**YOUR INSTRUCTIONS:**
Without the images, write out all of the following entries exactly.

**INPUT RECORDS:**
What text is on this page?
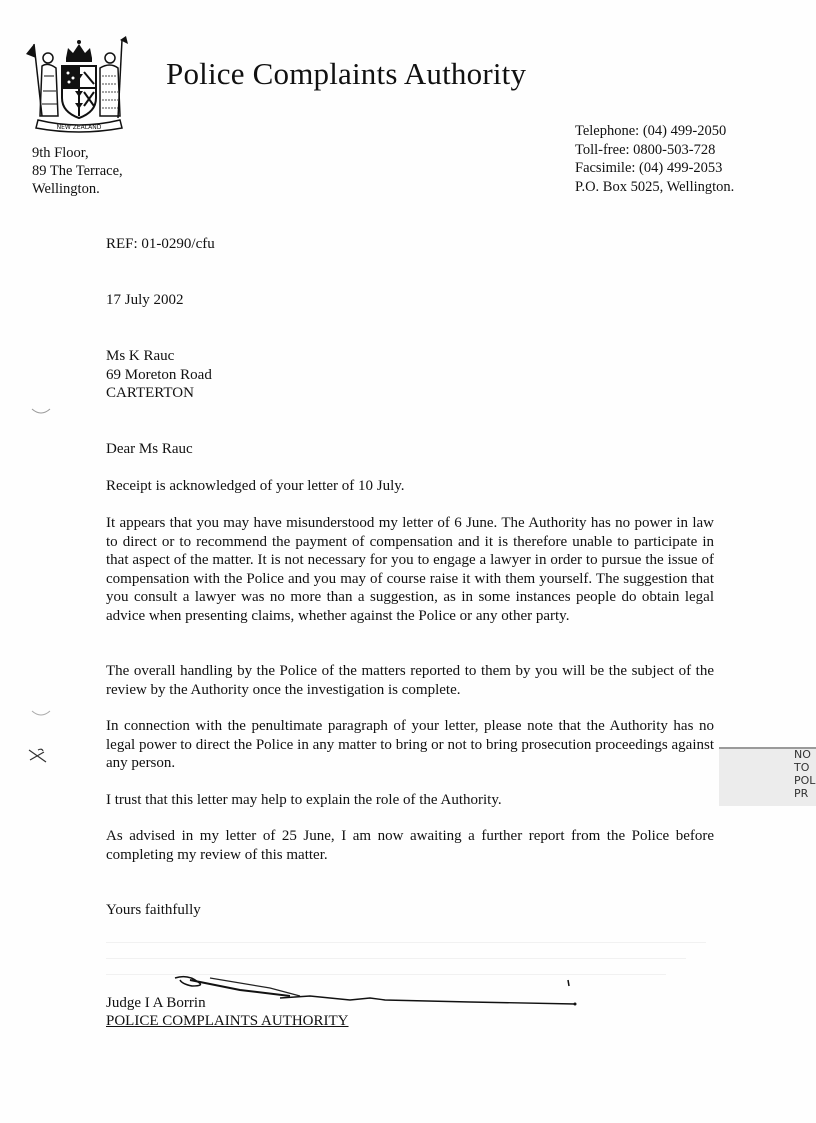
NEW ZEALAND
Police Complaints Authority
9th Floor,
89 The Terrace,
Wellington.
Telephone: (04) 499-2050
Toll-free: 0800-503-728
Facsimile: (04) 499-2053
P.O. Box 5025, Wellington.
REF: 01-0290/cfu
17 July 2002
Ms K Rauc
69 Moreton Road
CARTERTON
Dear Ms Rauc
Receipt is acknowledged of your letter of 10 July.
It appears that you may have misunderstood my letter of 6 June. The Authority has no power in law to direct or to recommend the payment of compensation and it is therefore unable to participate in that aspect of the matter. It is not necessary for you to engage a lawyer in order to pursue the issue of compensation with the Police and you may of course raise it with them yourself. The suggestion that you consult a lawyer was no more than a suggestion, as in some instances people do obtain legal advice when presenting claims, whether against the Police or any other party.
The overall handling by the Police of the matters reported to them by you will be the subject of the review by the Authority once the investigation is complete.
In connection with the penultimate paragraph of your letter, please note that the Authority has no legal power to direct the Police in any matter to bring or not to bring prosecution proceedings against any person.
I trust that this letter may help to explain the role of the Authority.
As advised in my letter of 25 June, I am now awaiting a further report from the Police before completing my review of this matter.
Yours faithfully
Judge I A Borrin
POLICE COMPLAINTS AUTHORITY
NO
TO
POL
PR
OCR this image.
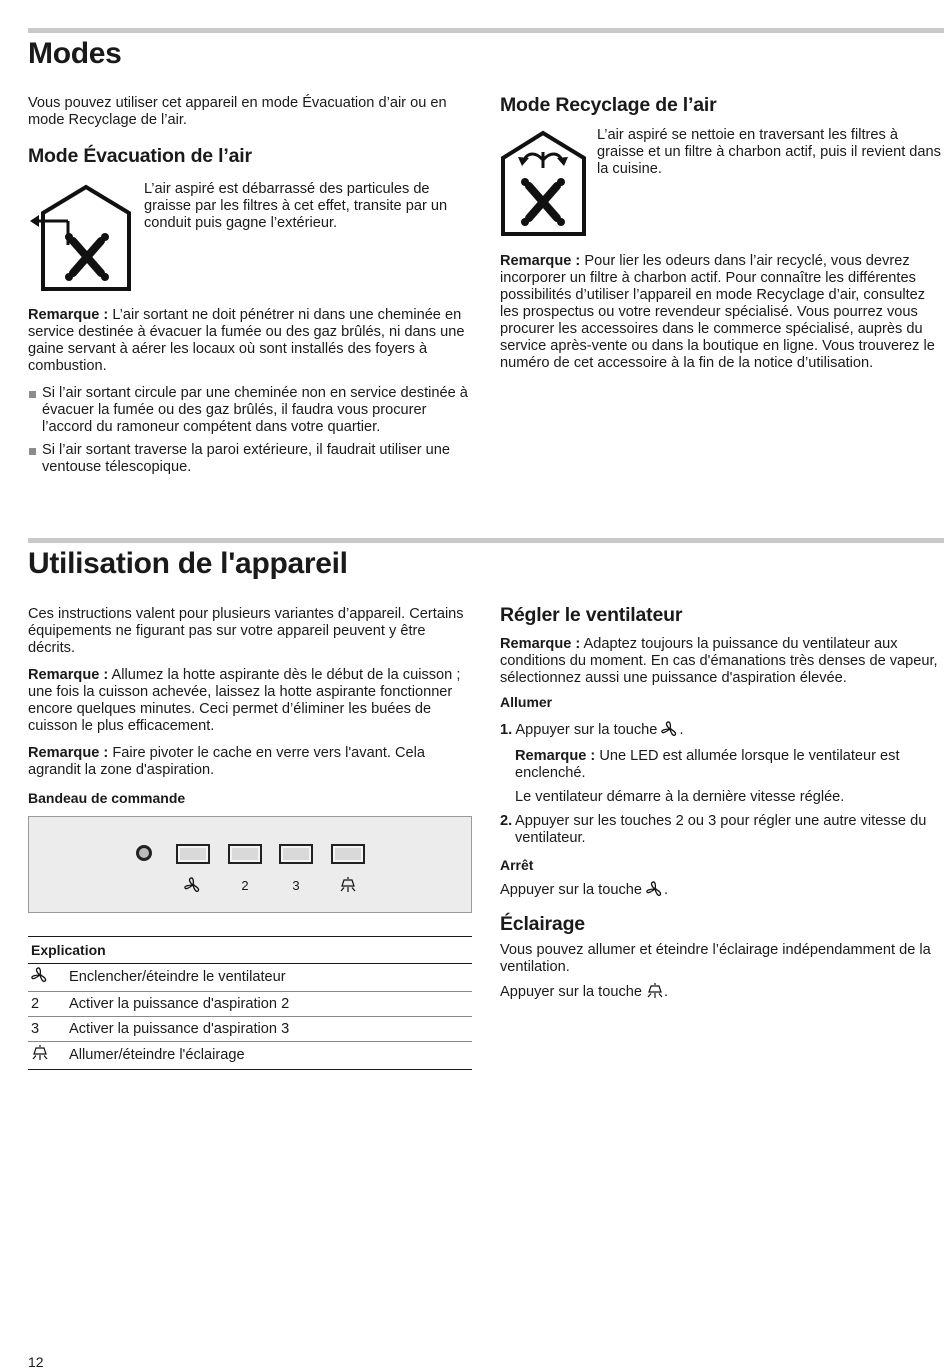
Modes
Vous pouvez utiliser cet appareil en mode Évacuation d’air ou en mode Recyclage de l’air.
Mode Évacuation de l’air
L’air aspiré est débarrassé des particules de graisse par les filtres à cet effet, transite par un conduit puis gagne l’extérieur.
Remarque : L’air sortant ne doit pénétrer ni dans une cheminée en service destinée à évacuer la fumée ou des gaz brûlés, ni dans une gaine servant à aérer les locaux où sont installés des foyers à combustion.
Si l’air sortant circule par une cheminée non en service destinée à évacuer la fumée ou des gaz brûlés, il faudra vous procurer l’accord du ramoneur compétent dans votre quartier.
Si l’air sortant traverse la paroi extérieure, il faudrait utiliser une ventouse télescopique.
Mode Recyclage de l’air
L’air aspiré se nettoie en traversant les filtres à graisse et un filtre à charbon actif, puis il revient dans la cuisine.
Remarque : Pour lier les odeurs dans l’air recyclé, vous devrez incorporer un filtre à charbon actif. Pour connaître les différentes possibilités d’utiliser l’appareil en mode Recyclage d’air, consultez les prospectus ou votre revendeur spécialisé. Vous pourrez vous procurer les accessoires dans le commerce spécialisé, auprès du service après-vente ou dans la boutique en ligne. Vous trouverez le numéro de cet accessoire à la fin de la notice d’utilisation.
Utilisation de l'appareil
Ces instructions valent pour plusieurs variantes d’appareil. Certains équipements ne figurant pas sur votre appareil peuvent y être décrits.
Remarque : Allumez la hotte aspirante dès le début de la cuisson ; une fois la cuisson achevée, laissez la hotte aspirante fonctionner encore quelques minutes. Ceci permet d’éliminer les buées de cuisson le plus efficacement.
Remarque : Faire pivoter le cache en verre vers l'avant. Cela agrandit la zone d'aspiration.
Bandeau de commande
2	3
Explication	
	Enclencher/éteindre le ventilateur
2	Activer la puissance d'aspiration 2
3	Activer la puissance d'aspiration 3
	Allumer/éteindre l'éclairage
Régler le ventilateur
Remarque : Adaptez toujours la puissance du ventilateur aux conditions du moment. En cas d'émanations très denses de vapeur, sélectionnez aussi une puissance d'aspiration élevée.
Allumer
1. Appuyer sur la touche .
Remarque : Une LED est allumée lorsque le ventilateur est enclenché.
Le ventilateur démarre à la dernière vitesse réglée.
2. Appuyer sur les touches 2 ou 3 pour régler une autre vitesse du ventilateur.
Arrêt
Appuyer sur la touche .
Éclairage
Vous pouvez allumer et éteindre l’éclairage indépendamment de la ventilation.
Appuyer sur la touche .
12
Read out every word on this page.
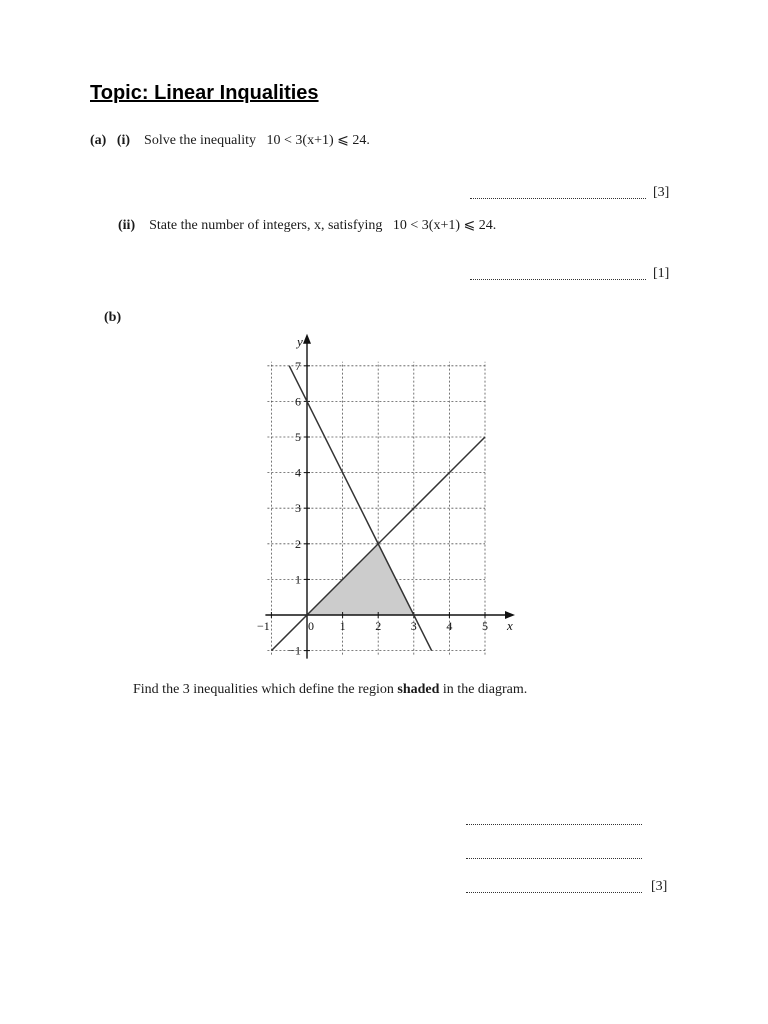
Topic: Linear Inqualities
(a) (i) Solve the inequality 10 < 3(x+1) ⩽ 24.
[3]
(ii) State the number of integers, x, satisfying 10 < 3(x+1) ⩽ 24.
[1]
(b)
−1	0 1 2 3 4 5
−1
1
2
3
4
5
6
7
x
y
Find the 3 inequalities which define the region shaded in the diagram.
[3]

**SOLVED PROBLEM:**
What text is on this page?
NEW ZEALAND
Police Complaints Authority
9th Floor,
89 The Terrace,
Wellington.
Telephone: (04) 499-2050
Toll-free: 0800-503-728
Facsimile: (04) 499-2053
P.O. Box 5025, Wellington.
REF: 01-0290/cfu
17 July 2002
Ms K Rauc
69 Moreton Road
CARTERTON
Dear Ms Rauc
Receipt is acknowledged of your letter of 10 July.
It appears that you may have misunderstood my letter of 6 June. The Authority has no power in law to direct or to recommend the payment of compensation and it is therefore unable to participate in that aspect of the matter. It is not necessary for you to engage a lawyer in order to pursue the issue of compensation with the Police and you may of course raise it with them yourself. The suggestion that you consult a lawyer was no more than a suggestion, as in some instances people do obtain legal advice when presenting claims, whether against the Police or any other party.
The overall handling by the Police of the matters reported to them by you will be the subject of the review by the Authority once the investigation is complete.
In connection with the penultimate paragraph of your letter, please note that the Authority has no legal power to direct the Police in any matter to bring or not to bring prosecution proceedings against any person.
I trust that this letter may help to explain the role of the Authority.
As advised in my letter of 25 June, I am now awaiting a further report from the Police before completing my review of this matter.
Yours faithfully
Judge I A Borrin
POLICE COMPLAINTS AUTHORITY
NO
TO
POL
PR
OCR this image.
Modes
Vous pouvez utiliser cet appareil en mode Évacuation d’air ou en mode Recyclage de l’air.
Mode Évacuation de l’air
L’air aspiré est débarrassé des particules de graisse par les filtres à cet effet, transite par un conduit puis gagne l’extérieur.
Remarque : L’air sortant ne doit pénétrer ni dans une cheminée en service destinée à évacuer la fumée ou des gaz brûlés, ni dans une gaine servant à aérer les locaux où sont installés des foyers à combustion.
Si l’air sortant circule par une cheminée non en service destinée à évacuer la fumée ou des gaz brûlés, il faudra vous procurer l’accord du ramoneur compétent dans votre quartier.
Si l’air sortant traverse la paroi extérieure, il faudrait utiliser une ventouse télescopique.
Mode Recyclage de l’air
L’air aspiré se nettoie en traversant les filtres à graisse et un filtre à charbon actif, puis il revient dans la cuisine.
Remarque : Pour lier les odeurs dans l’air recyclé, vous devrez incorporer un filtre à charbon actif. Pour connaître les différentes possibilités d’utiliser l’appareil en mode Recyclage d’air, consultez les prospectus ou votre revendeur spécialisé. Vous pourrez vous procurer les accessoires dans le commerce spécialisé, auprès du service après-vente ou dans la boutique en ligne. Vous trouverez le numéro de cet accessoire à la fin de la notice d’utilisation.
Utilisation de l'appareil
Ces instructions valent pour plusieurs variantes d’appareil. Certains équipements ne figurant pas sur votre appareil peuvent y être décrits.
Remarque : Allumez la hotte aspirante dès le début de la cuisson ; une fois la cuisson achevée, laissez la hotte aspirante fonctionner encore quelques minutes. Ceci permet d’éliminer les buées de cuisson le plus efficacement.
Remarque : Faire pivoter le cache en verre vers l'avant. Cela agrandit la zone d'aspiration.
Bandeau de commande
2	3
Explication	
	Enclencher/éteindre le ventilateur
2	Activer la puissance d'aspiration 2
3	Activer la puissance d'aspiration 3
	Allumer/éteindre l'éclairage
Régler le ventilateur
Remarque : Adaptez toujours la puissance du ventilateur aux conditions du moment. En cas d'émanations très denses de vapeur, sélectionnez aussi une puissance d'aspiration élevée.
Allumer
1. Appuyer sur la touche .
Remarque : Une LED est allumée lorsque le ventilateur est enclenché.
Le ventilateur démarre à la dernière vitesse réglée.
2. Appuyer sur les touches 2 ou 3 pour régler une autre vitesse du ventilateur.
Arrêt
Appuyer sur la touche .
Éclairage
Vous pouvez allumer et éteindre l’éclairage indépendamment de la ventilation.
Appuyer sur la touche .
12
Read out every word on this page.
Topic: Linear Inqualities
(a) (i) Solve the inequality 10 < 3(x+1) ⩽ 24.
[3]
(ii) State the number of integers, x, satisfying 10 < 3(x+1) ⩽ 24.
[1]
(b)
−1	0 1 2 3 4 5
−1
1
2
3
4
5
6
7
x
y
Find the 3 inequalities which define the region shaded in the diagram.
[3]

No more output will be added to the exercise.